[Chart and figure data]
******
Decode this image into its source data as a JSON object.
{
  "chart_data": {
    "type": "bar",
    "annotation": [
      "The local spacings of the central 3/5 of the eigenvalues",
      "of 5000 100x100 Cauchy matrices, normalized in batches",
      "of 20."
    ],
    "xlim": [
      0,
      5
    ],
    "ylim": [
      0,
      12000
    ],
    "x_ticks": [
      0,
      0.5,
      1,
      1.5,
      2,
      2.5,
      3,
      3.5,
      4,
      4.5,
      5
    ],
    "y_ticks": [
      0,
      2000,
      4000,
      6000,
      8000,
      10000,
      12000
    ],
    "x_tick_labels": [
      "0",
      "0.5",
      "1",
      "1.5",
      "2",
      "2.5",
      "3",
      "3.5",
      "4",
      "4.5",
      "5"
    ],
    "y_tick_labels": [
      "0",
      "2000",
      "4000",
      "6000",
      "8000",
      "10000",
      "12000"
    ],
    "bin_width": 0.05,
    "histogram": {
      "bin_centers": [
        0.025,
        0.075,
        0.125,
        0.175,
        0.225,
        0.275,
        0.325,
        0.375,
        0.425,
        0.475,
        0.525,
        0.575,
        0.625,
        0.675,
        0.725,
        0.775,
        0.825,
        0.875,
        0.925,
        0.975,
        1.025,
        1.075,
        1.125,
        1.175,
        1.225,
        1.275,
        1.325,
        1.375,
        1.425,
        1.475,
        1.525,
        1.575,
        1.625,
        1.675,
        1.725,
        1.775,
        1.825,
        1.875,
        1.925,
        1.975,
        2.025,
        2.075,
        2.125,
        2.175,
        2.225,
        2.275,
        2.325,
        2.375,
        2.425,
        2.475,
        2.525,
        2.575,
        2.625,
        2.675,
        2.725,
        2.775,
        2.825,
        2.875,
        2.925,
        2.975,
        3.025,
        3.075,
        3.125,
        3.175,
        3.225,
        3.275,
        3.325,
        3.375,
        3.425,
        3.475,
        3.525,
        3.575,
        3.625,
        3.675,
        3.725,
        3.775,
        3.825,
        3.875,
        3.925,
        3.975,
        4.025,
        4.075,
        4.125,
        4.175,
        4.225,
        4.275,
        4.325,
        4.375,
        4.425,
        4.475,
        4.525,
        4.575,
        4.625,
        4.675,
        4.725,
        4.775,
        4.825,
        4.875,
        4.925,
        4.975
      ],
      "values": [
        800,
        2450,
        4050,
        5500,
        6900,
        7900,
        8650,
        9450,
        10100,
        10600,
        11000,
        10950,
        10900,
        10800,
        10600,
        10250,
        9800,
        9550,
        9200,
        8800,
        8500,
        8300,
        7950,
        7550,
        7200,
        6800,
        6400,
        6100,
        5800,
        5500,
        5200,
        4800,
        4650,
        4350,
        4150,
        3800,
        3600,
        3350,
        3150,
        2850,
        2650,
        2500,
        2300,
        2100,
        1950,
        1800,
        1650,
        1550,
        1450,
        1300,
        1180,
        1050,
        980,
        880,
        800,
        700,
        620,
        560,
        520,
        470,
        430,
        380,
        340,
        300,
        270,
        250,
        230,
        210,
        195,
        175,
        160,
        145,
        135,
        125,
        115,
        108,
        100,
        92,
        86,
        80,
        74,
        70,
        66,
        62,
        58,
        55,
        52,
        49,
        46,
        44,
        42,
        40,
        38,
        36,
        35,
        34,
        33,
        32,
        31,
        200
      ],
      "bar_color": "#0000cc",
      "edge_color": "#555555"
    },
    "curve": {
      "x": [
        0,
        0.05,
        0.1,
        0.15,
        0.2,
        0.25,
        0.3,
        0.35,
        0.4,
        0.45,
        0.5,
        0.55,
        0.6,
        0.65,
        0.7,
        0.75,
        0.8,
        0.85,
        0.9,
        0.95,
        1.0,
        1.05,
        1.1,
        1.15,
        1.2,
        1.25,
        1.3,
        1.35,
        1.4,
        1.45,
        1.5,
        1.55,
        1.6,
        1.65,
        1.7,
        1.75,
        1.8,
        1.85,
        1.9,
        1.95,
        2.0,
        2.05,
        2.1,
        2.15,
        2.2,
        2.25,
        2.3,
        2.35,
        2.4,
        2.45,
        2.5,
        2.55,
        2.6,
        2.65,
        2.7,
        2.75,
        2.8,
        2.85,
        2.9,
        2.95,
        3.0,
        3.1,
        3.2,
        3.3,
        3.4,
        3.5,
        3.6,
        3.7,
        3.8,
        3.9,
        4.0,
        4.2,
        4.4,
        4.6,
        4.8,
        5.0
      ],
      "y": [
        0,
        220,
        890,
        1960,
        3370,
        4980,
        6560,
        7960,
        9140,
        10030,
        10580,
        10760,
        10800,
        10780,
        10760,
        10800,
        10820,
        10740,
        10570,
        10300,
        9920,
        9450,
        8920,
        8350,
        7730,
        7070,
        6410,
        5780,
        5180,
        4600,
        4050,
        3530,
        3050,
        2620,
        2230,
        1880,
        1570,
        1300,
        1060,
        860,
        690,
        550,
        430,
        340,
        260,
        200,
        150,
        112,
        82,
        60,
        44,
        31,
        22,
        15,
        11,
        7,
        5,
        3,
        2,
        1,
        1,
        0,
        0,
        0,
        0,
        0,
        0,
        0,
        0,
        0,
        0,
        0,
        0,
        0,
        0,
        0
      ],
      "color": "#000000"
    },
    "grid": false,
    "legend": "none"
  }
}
******
> **Objective**
Each line must be given again exactly as written above.

> **Answer**
Decode this image into its source data as a JSON object.
{
  "chart_data": {
    "type": "bar",
    "annotation": [
      "The local spacings of the central 3/5 of the eigenvalues",
      "of 5000 100x100 Cauchy matrices, normalized in batches",
      "of 20."
    ],
    "xlim": [
      0,
      5
    ],
    "ylim": [
      0,
      12000
    ],
    "x_ticks": [
      0,
      0.5,
      1,
      1.5,
      2,
      2.5,
      3,
      3.5,
      4,
      4.5,
      5
    ],
    "y_ticks": [
      0,
      2000,
      4000,
      6000,
      8000,
      10000,
      12000
    ],
    "x_tick_labels": [
      "0",
      "0.5",
      "1",
      "1.5",
      "2",
      "2.5",
      "3",
      "3.5",
      "4",
      "4.5",
      "5"
    ],
    "y_tick_labels": [
      "0",
      "2000",
      "4000",
      "6000",
      "8000",
      "10000",
      "12000"
    ],
    "bin_width": 0.05,
    "histogram": {
      "bin_centers": [
        0.025,
        0.075,
        0.125,
        0.175,
        0.225,
        0.275,
        0.325,
        0.375,
        0.425,
        0.475,
        0.525,
        0.575,
        0.625,
        0.675,
        0.725,
        0.775,
        0.825,
        0.875,
        0.925,
        0.975,
        1.025,
        1.075,
        1.125,
        1.175,
        1.225,
        1.275,
        1.325,
        1.375,
        1.425,
        1.475,
        1.525,
        1.575,
        1.625,
        1.675,
        1.725,
        1.775,
        1.825,
        1.875,
        1.925,
        1.975,
        2.025,
        2.075,
        2.125,
        2.175,
        2.225,
        2.275,
        2.325,
        2.375,
        2.425,
        2.475,
        2.525,
        2.575,
        2.625,
        2.675,
        2.725,
        2.775,
        2.825,
        2.875,
        2.925,
        2.975,
        3.025,
        3.075,
        3.125,
        3.175,
        3.225,
        3.275,
        3.325,
        3.375,
        3.425,
        3.475,
        3.525,
        3.575,
        3.625,
        3.675,
        3.725,
        3.775,
        3.825,
        3.875,
        3.925,
        3.975,
        4.025,
        4.075,
        4.125,
        4.175,
        4.225,
        4.275,
        4.325,
        4.375,
        4.425,
        4.475,
        4.525,
        4.575,
        4.625,
        4.675,
        4.725,
        4.775,
        4.825,
        4.875,
        4.925,
        4.975
      ],
      "values": [
        800,
        2450,
        4050,
        5500,
        6900,
        7900,
        8650,
        9450,
        10100,
        10600,
        11000,
        10950,
        10900,
        10800,
        10600,
        10250,
        9800,
        9550,
        9200,
        8800,
        8500,
        8300,
        7950,
        7550,
        7200,
        6800,
        6400,
        6100,
        5800,
        5500,
        5200,
        4800,
        4650,
        4350,
        4150,
        3800,
        3600,
        3350,
        3150,
        2850,
        2650,
        2500,
        2300,
        2100,
        1950,
        1800,
        1650,
        1550,
        1450,
        1300,
        1180,
        1050,
        980,
        880,
        800,
        700,
        620,
        560,
        520,
        470,
        430,
        380,
        340,
        300,
        270,
        250,
        230,
        210,
        195,
        175,
        160,
        145,
        135,
        125,
        115,
        108,
        100,
        92,
        86,
        80,
        74,
        70,
        66,
        62,
        58,
        55,
        52,
        49,
        46,
        44,
        42,
        40,
        38,
        36,
        35,
        34,
        33,
        32,
        31,
        200
      ],
      "bar_color": "#0000cc",
      "edge_color": "#555555"
    },
    "curve": {
      "x": [
        0,
        0.05,
        0.1,
        0.15,
        0.2,
        0.25,
        0.3,
        0.35,
        0.4,
        0.45,
        0.5,
        0.55,
        0.6,
        0.65,
        0.7,
        0.75,
        0.8,
        0.85,
        0.9,
        0.95,
        1.0,
        1.05,
        1.1,
        1.15,
        1.2,
        1.25,
        1.3,
        1.35,
        1.4,
        1.45,
        1.5,
        1.55,
        1.6,
        1.65,
        1.7,
        1.75,
        1.8,
        1.85,
        1.9,
        1.95,
        2.0,
        2.05,
        2.1,
        2.15,
        2.2,
        2.25,
        2.3,
        2.35,
        2.4,
        2.45,
        2.5,
        2.55,
        2.6,
        2.65,
        2.7,
        2.75,
        2.8,
        2.85,
        2.9,
        2.95,
        3.0,
        3.1,
        3.2,
        3.3,
        3.4,
        3.5,
        3.6,
        3.7,
        3.8,
        3.9,
        4.0,
        4.2,
        4.4,
        4.6,
        4.8,
        5.0
      ],
      "y": [
        0,
        220,
        890,
        1960,
        3370,
        4980,
        6560,
        7960,
        9140,
        10030,
        10580,
        10760,
        10800,
        10780,
        10760,
        10800,
        10820,
        10740,
        10570,
        10300,
        9920,
        9450,
        8920,
        8350,
        7730,
        7070,
        6410,
        5780,
        5180,
        4600,
        4050,
        3530,
        3050,
        2620,
        2230,
        1880,
        1570,
        1300,
        1060,
        860,
        690,
        550,
        430,
        340,
        260,
        200,
        150,
        112,
        82,
        60,
        44,
        31,
        22,
        15,
        11,
        7,
        5,
        3,
        2,
        1,
        1,
        0,
        0,
        0,
        0,
        0,
        0,
        0,
        0,
        0,
        0,
        0,
        0,
        0,
        0,
        0
      ],
      "color": "#000000"
    },
    "grid": false,
    "legend": "none"
  }
}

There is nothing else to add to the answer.